▸ Given problem 1:
Answer these about the pandas pull request thread on DataFrame.append with timedelta64:
(a) What new parameter does the diff add to concat_compat, with its type and default?
(b) According to jbrockmendel, once what exists will the kludge no longer be needed?
(c) What error is raised when appending to the empty Int64 DataFrame?
▸ Given problem 2:
Continue the pandas pull request thread on DataFrame.append with timedelta64 after its last comment.

BUG: DataFrame.append with timedelta64 #39574

jbrockmendel · 2021-02-03T04:16:46Z

closes #xxxx
tests added / passed
Ensure all linting tests pass, see here for how to run them
whatsnew entry

AFAICT several of the existing tests are just wrong, xref #39122 cc @jorisvandenbossche

Fixes (but havent yet added a test for) #39037 (comment)

jreback · 2021-02-03T13:36:03Z

pandas/core/dtypes/concat.py

@@ -97,7 +97,7 @@ def _cast_to_common_type(arr: ArrayLike, dtype: DtypeObj) -> ArrayLike:
    return arr.astype(dtype, copy=False)


-def concat_compat(to_concat, axis: int = 0):
+def concat_compat(to_concat, axis: int = 0, pretend_axis1: bool = False):


why don't you just allow axis=None and call it that case. this is very odd naming here (appreciate the de-duplication that this allows); so i guess a better question is this temporary?

why don't you just allow axis=None and call it that case. this is very odd naming here

I want the naming to be very clear that this is a dont-try-this-at-home kludge (need to update the docstring to that effect)

so i guess a better question is this temporary?

inasmuch as it wont be needed once we have 2D EAs, yes.

ok to the extent this is not removed anytime soon, can you come up with a better argument name or another way of doing this?

renamed + green

jorisvandenbossche · 2021-02-03T14:33:34Z

Can you summarize the behaviour that is changed / bug that is fixed?

jbrockmendel · 2021-02-03T15:18:37Z

Can you summarize the behaviour that is changed / bug that is fixed?

df = DataFrame({"a": pd.array([1], dtype="Int64")})
other = DataFrame({"a": [np.timedelta64("NaT", "ns")]})
result = df.append(other, ignore_index=True)

>>> result
      a
0     1
1  <NA>
>>> result.dtypes
a    Int64
dtype: object

df = DataFrame(columns=["a"]).astype("Int64")
other = DataFrame({"a": [np.timedelta64(1, "ns")]})

>>> result = df.append(other, ignore_index=True)
ValueError: Wrong number of dimensions. values.ndim != ndim [1 != 2]

jorisvandenbossche

I am personally a bit hesitant to change the all-NaN special case. That's longstanding behaviour (also for practical reasons), that will break code I think.

▸ Data supplied:
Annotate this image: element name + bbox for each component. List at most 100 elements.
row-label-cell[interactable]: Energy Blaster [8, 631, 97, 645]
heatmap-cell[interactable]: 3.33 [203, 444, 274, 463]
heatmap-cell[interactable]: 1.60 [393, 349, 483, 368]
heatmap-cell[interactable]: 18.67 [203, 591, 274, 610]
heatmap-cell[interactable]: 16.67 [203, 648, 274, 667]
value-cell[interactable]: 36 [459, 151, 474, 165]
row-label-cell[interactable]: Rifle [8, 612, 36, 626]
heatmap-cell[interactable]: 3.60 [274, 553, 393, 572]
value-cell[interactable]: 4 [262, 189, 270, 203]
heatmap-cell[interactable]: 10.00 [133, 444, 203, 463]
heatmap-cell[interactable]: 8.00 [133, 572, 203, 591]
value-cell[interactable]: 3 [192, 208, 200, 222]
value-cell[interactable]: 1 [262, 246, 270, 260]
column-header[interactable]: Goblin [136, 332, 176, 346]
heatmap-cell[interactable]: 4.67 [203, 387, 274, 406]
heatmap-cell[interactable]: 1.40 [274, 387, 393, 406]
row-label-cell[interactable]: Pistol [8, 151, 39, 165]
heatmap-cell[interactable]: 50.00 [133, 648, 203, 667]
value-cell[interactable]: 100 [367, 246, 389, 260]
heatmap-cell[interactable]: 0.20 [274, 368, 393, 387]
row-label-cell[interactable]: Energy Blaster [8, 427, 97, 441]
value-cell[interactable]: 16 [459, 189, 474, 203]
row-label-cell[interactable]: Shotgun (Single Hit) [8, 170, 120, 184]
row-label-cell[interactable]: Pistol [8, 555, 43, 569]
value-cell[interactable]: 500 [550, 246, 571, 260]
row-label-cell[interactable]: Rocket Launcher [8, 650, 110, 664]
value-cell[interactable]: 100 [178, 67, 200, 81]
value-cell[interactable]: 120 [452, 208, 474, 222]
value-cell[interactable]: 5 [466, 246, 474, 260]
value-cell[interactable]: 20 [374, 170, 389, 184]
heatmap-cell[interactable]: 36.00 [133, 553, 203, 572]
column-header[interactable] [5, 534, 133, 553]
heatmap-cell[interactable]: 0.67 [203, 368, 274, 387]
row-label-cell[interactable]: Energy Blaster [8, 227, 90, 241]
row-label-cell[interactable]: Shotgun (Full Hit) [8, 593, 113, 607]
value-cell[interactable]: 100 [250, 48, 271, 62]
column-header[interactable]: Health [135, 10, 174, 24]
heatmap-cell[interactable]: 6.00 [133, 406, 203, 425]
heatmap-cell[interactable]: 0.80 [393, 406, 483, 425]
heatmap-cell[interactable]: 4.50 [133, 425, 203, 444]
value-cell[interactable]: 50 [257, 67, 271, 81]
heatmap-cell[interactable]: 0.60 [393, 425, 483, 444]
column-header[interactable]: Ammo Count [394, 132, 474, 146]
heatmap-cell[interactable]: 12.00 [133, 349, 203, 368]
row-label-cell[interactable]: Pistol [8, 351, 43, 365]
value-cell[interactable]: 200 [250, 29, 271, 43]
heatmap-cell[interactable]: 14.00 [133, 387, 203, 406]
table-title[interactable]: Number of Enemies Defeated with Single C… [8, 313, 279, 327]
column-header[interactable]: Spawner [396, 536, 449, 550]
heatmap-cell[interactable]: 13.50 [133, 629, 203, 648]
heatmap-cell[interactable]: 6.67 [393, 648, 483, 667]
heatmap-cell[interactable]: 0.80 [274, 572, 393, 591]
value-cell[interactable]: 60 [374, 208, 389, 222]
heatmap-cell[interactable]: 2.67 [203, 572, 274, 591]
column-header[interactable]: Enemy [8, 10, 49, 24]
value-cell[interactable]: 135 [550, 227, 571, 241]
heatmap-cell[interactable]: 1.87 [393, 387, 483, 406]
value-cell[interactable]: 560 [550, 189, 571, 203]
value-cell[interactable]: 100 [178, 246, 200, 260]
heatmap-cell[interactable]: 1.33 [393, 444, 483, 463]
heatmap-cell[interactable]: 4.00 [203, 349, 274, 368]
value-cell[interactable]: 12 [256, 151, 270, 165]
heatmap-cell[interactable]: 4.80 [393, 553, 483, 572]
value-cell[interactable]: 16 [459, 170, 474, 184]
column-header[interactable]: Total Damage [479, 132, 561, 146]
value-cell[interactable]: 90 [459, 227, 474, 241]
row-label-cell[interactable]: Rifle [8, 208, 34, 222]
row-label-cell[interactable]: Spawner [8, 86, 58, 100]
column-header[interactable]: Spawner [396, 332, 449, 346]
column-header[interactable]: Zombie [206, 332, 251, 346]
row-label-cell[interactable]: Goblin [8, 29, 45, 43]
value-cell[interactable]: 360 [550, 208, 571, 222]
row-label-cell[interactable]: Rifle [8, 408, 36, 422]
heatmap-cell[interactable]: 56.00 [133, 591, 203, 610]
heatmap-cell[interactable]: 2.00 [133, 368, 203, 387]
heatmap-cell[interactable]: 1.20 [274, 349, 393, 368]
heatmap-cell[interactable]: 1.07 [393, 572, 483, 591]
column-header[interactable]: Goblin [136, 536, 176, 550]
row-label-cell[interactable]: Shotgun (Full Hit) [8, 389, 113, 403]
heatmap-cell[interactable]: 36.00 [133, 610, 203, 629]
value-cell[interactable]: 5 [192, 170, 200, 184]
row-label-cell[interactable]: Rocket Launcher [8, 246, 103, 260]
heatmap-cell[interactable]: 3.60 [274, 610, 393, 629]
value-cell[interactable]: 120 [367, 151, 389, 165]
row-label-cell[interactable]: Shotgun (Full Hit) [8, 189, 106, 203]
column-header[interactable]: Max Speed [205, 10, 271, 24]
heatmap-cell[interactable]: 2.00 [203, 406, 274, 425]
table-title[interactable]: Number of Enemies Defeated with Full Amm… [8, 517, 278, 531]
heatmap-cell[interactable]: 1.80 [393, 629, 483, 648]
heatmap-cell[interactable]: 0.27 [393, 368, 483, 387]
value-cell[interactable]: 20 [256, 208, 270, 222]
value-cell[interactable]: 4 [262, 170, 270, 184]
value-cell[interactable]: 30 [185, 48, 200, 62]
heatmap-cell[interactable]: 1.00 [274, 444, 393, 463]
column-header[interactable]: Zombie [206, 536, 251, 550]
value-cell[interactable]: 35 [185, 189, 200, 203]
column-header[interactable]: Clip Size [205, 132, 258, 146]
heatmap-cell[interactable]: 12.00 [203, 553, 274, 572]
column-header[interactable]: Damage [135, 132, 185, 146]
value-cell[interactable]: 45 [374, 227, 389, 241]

▸ Reply 1:
(a) pretend_axis1: bool = False
(b) 2D EAs
(c) ValueError: Wrong number of dimensions. values.ndim != ndim [1 != 2]

▸ Reply 2:
jorisvandenbossche · 2021-02-08T23:10:57Z

pandas/core/dtypes/concat.py

@@ -72,6 +72,8 @@ def concat_compat(to_concat, axis: int = 0):
    ----------
    to_concat : array of arrays
    axis : axis to provide concatenation
+    ea_compat_axis : bool, default False
+        For ExtensionArray compat, behave as if axis == 1


Can you clarify what this means in practice to behave "as if axis=1"? Because I assume the arrays are still concatenated with axis=0?

just matters for the dropping-empty check; will edit to clarify

pandas/tests/frame/methods/test_append.py

pandas/tests/indexing/test_partial.py

pandas/tests/reshape/concat/test_append.py

jbrockmendel · 2021-02-09T01:52:03Z

@jorisvandenbossche helpful comments, thank you. i found a nice way to retain the None/nan behavior while fixing the original bug: supplementing JoinUnit.is_na with a check that it is a compatible NA.

jorisvandenbossche · 2021-02-10T14:43:13Z

pandas/core/internals/concat.py

+        if self.dtype == object:
+            values = self.block.values
+            return all(
+                is_valid_nat_for_dtype(x, dtype) for x in values.ravel(order="K")
+            )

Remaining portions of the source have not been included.